* _WRITTEN TASK_
Pull out every line with the word "lamarr".

* _PROVIDED DATA_
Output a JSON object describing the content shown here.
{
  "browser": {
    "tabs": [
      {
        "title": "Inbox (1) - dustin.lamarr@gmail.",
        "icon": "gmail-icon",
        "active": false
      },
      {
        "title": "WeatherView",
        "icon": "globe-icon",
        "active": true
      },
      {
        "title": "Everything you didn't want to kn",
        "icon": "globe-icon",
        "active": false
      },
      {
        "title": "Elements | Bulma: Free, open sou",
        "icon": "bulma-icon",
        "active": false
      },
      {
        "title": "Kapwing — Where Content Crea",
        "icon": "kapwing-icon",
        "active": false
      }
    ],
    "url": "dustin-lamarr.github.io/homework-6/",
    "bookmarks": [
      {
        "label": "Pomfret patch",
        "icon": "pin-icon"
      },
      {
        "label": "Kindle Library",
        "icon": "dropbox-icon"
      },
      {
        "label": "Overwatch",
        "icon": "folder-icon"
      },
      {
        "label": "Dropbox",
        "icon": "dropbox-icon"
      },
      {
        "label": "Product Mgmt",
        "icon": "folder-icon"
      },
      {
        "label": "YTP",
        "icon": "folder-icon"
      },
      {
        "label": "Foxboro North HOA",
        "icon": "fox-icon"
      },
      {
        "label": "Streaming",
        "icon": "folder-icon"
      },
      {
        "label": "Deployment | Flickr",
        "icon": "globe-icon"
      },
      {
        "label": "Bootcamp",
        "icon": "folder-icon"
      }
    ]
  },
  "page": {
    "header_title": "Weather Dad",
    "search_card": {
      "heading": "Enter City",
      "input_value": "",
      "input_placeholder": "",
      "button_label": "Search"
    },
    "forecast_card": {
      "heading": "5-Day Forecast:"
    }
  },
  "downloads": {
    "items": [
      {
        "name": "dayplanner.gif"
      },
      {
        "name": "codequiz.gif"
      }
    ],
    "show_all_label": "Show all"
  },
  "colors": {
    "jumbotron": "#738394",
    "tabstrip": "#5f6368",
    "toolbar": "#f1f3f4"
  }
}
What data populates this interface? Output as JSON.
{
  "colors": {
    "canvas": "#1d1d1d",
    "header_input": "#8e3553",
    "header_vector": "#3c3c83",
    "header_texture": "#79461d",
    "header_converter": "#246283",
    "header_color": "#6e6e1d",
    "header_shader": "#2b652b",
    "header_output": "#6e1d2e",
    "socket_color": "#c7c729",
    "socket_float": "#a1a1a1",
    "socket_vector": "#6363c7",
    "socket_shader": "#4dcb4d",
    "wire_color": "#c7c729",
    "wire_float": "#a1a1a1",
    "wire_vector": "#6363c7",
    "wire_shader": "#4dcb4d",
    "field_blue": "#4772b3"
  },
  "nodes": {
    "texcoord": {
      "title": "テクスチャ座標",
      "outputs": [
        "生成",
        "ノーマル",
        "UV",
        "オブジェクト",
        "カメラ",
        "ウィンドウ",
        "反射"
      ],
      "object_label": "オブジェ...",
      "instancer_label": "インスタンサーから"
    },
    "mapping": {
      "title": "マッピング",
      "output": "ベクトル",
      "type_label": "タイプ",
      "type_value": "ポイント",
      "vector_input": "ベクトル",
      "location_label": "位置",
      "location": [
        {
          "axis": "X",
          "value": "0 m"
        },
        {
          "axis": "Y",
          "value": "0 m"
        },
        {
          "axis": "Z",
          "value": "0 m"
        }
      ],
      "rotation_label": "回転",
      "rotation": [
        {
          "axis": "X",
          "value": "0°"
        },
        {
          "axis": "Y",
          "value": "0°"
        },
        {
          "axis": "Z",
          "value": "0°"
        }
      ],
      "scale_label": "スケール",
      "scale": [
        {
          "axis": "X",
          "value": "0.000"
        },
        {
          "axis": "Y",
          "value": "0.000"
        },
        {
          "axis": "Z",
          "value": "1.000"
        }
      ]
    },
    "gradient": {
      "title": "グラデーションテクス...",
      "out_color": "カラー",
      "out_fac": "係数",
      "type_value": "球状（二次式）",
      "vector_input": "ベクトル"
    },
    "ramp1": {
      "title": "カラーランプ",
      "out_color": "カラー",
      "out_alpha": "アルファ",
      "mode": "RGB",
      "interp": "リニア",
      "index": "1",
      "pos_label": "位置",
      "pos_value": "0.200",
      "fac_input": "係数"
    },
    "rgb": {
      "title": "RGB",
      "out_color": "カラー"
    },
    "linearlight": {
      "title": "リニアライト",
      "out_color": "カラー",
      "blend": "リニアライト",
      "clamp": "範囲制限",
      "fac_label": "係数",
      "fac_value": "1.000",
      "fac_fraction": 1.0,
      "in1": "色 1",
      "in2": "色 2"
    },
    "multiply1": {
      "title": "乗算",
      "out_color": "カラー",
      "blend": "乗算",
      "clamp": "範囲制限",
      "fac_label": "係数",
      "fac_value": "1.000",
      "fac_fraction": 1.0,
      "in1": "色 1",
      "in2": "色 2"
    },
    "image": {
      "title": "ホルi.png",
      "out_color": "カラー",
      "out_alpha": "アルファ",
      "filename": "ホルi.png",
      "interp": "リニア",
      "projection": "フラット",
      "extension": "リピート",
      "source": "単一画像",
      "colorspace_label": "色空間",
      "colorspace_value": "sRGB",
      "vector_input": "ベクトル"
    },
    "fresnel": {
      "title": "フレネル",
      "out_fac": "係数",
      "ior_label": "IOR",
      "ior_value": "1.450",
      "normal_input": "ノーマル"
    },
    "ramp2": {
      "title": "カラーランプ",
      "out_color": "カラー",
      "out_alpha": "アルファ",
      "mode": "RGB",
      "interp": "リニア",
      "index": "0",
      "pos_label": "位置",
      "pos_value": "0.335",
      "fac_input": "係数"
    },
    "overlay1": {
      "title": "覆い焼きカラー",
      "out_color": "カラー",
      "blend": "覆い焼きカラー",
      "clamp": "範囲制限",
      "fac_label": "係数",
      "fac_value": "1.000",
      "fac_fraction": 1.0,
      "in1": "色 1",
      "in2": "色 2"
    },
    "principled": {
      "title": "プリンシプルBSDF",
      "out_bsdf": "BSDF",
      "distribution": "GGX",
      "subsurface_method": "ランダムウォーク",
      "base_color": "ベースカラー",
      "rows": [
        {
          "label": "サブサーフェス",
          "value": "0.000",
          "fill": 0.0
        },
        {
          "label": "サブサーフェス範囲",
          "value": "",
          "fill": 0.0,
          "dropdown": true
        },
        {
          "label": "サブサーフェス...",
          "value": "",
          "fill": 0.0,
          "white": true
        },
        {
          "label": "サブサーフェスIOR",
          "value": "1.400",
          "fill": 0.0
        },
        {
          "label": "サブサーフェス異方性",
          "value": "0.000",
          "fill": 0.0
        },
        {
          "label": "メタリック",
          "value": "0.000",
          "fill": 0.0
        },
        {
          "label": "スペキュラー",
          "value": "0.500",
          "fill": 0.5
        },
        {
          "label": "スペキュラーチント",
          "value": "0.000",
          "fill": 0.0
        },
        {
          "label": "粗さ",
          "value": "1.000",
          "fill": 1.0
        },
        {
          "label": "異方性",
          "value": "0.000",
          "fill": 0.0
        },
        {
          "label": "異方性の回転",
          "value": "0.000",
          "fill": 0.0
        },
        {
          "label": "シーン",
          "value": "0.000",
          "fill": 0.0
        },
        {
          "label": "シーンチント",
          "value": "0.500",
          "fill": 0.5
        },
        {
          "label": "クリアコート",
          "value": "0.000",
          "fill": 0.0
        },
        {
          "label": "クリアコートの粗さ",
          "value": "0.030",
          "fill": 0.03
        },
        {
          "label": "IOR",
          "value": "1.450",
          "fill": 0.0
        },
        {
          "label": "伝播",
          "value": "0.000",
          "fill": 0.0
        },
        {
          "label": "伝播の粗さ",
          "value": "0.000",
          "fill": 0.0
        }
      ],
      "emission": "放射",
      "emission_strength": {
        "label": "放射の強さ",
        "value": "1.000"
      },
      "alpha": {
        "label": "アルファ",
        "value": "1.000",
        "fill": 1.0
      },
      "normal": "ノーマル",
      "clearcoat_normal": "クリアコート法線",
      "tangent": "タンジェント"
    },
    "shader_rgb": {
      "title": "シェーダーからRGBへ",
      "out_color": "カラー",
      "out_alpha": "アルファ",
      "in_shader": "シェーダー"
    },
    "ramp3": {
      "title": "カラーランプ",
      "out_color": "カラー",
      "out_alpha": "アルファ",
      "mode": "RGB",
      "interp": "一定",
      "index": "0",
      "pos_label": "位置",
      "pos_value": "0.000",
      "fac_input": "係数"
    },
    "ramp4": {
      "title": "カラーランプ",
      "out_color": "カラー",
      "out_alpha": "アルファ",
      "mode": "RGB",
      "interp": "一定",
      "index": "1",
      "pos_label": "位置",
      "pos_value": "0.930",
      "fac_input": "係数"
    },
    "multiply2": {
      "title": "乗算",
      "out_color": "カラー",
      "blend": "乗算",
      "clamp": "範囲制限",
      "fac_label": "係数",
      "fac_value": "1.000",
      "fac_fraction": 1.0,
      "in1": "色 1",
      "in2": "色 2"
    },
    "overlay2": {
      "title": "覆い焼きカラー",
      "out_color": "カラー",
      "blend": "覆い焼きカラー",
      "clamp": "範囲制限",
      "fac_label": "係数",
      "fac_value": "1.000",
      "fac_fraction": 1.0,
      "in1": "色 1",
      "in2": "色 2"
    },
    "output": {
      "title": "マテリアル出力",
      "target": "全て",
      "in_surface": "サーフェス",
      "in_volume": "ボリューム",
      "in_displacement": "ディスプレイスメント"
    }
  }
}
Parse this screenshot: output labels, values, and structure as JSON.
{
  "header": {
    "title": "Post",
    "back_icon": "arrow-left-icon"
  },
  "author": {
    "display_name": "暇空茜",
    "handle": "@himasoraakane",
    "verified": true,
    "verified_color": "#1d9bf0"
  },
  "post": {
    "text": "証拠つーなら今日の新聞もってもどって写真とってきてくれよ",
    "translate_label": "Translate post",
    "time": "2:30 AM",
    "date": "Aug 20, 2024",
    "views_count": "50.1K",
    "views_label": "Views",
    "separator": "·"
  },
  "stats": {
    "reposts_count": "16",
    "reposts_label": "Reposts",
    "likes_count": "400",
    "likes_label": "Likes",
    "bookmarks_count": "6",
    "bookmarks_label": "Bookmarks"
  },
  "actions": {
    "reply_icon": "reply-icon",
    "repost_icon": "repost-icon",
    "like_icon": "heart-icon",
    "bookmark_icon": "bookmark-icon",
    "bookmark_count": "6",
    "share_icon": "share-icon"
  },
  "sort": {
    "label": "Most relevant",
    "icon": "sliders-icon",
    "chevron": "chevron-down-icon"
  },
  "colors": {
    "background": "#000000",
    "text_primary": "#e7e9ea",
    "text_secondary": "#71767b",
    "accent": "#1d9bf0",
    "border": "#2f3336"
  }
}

* _EXERCISE RESPONSE_
        "title": "Inbox (1) - dustin.lamarr@gmail.",
    "url": "dustin-lamarr.github.io/homework-6/",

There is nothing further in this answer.